:: Task ::
Search the records for the string "pioneros", and show each line where it appears.

[Record set — start]

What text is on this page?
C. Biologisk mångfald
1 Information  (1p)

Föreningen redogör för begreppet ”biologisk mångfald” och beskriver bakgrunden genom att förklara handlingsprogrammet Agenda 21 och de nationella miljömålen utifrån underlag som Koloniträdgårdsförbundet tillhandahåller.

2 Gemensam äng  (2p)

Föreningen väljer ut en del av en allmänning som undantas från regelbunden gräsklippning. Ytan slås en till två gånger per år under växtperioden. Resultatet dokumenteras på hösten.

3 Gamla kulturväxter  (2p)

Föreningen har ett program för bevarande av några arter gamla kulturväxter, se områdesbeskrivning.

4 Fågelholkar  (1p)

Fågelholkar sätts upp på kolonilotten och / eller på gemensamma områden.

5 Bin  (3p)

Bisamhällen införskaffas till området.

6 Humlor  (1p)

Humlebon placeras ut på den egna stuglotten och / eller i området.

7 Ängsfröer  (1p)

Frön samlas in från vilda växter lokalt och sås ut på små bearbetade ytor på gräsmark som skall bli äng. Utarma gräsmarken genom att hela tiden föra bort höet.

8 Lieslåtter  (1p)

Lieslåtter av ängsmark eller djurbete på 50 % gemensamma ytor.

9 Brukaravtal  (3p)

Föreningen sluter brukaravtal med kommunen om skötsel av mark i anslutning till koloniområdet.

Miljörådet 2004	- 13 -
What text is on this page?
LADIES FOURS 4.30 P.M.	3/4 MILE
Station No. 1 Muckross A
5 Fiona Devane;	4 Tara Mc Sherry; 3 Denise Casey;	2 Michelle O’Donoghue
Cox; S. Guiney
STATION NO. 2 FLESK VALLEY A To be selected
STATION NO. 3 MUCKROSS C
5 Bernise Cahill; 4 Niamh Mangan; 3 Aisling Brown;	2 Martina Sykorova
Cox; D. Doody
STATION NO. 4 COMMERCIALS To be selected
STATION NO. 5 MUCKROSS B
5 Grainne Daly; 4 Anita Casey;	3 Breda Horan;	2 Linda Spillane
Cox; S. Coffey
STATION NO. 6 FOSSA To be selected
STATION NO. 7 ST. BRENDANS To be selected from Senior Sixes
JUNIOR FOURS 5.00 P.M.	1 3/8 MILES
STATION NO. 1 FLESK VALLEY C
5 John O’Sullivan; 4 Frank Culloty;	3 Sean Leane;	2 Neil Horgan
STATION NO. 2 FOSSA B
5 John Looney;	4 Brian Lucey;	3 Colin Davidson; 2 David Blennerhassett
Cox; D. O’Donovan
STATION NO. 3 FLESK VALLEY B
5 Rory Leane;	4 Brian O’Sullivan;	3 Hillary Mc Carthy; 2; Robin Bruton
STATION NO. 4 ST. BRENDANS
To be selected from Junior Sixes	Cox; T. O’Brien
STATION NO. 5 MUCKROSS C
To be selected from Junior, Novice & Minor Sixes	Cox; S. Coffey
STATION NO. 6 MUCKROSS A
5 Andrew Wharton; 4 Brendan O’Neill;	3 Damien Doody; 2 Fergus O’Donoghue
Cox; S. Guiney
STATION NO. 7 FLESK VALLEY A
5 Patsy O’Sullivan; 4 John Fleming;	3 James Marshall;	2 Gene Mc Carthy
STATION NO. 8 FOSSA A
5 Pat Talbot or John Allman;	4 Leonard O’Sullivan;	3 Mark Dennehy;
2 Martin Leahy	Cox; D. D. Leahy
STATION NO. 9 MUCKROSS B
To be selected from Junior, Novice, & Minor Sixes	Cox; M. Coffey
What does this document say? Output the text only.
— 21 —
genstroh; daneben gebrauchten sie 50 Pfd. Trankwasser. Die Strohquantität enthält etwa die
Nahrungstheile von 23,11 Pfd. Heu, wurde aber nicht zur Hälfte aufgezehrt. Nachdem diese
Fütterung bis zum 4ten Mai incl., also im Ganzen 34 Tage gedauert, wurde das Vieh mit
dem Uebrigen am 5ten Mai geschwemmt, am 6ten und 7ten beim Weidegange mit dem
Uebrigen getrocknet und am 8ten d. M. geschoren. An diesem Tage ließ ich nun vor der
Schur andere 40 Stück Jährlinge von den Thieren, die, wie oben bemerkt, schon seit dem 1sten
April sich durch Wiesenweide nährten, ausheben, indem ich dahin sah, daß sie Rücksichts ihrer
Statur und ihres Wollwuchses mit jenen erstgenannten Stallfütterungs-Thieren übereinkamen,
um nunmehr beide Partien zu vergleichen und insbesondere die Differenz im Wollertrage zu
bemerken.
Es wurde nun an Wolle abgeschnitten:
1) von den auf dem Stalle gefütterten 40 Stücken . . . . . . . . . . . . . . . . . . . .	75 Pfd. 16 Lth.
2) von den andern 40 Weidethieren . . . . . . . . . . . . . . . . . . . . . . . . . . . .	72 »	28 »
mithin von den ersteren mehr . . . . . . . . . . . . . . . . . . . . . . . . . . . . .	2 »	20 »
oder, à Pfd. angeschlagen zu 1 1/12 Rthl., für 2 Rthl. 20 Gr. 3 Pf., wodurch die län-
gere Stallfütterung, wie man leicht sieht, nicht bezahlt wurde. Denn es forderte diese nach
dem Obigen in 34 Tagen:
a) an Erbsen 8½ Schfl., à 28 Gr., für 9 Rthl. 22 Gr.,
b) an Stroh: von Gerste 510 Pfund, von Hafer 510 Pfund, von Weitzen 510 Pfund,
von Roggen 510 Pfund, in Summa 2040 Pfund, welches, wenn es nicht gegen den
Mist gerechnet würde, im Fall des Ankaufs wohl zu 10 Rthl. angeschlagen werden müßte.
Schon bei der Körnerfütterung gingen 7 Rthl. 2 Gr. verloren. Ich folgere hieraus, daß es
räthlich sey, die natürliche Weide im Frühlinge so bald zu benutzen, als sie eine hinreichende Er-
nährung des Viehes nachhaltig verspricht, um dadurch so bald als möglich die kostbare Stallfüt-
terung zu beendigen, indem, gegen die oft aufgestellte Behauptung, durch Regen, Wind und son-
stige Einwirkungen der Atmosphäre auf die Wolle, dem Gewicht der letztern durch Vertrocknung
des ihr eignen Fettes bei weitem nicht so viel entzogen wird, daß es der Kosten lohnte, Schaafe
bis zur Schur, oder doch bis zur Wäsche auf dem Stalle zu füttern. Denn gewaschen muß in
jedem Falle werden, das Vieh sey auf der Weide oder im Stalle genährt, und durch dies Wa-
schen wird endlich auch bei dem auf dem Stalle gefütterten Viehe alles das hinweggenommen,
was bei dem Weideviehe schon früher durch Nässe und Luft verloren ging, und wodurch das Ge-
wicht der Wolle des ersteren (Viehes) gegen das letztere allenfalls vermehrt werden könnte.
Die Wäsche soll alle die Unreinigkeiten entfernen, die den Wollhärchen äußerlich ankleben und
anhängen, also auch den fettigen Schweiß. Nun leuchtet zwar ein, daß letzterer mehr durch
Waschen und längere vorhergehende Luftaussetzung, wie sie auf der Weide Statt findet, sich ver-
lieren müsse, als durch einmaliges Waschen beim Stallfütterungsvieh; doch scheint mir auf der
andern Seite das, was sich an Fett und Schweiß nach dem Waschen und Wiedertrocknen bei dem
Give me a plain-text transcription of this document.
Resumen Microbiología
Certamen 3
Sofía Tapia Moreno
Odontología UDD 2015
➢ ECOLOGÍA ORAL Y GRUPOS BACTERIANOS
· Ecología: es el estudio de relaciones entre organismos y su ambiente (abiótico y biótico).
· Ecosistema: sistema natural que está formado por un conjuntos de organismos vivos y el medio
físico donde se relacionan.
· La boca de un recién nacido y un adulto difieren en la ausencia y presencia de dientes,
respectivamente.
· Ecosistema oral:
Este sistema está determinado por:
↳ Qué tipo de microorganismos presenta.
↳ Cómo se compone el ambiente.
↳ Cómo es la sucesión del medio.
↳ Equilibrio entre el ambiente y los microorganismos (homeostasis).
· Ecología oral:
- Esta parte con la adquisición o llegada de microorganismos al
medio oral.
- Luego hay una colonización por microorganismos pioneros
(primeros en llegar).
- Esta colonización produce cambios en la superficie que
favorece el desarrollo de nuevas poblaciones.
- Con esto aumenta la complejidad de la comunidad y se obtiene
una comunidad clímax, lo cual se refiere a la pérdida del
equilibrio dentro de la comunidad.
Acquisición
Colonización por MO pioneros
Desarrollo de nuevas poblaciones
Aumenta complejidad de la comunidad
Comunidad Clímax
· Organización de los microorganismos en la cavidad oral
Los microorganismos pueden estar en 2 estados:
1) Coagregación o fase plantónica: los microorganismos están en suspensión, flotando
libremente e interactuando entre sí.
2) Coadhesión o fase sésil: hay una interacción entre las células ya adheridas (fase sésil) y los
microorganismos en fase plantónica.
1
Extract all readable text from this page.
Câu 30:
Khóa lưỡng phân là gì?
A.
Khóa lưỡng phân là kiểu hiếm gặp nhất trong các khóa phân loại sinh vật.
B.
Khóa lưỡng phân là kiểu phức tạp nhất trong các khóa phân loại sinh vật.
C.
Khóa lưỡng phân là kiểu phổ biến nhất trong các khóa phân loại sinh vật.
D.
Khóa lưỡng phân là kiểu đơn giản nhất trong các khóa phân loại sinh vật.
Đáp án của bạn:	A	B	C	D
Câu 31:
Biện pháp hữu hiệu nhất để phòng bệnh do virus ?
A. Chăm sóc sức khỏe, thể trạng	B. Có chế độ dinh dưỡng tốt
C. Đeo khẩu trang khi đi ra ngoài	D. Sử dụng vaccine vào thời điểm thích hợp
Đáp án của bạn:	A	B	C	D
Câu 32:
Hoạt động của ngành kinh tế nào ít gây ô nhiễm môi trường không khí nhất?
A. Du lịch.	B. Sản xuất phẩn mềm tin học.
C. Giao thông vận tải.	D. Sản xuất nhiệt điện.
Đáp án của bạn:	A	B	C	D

[Record set — finish]

:: Reply to the task ::
- Luego hay una colonización por microorganismos pioneros
Colonización por MO pioneros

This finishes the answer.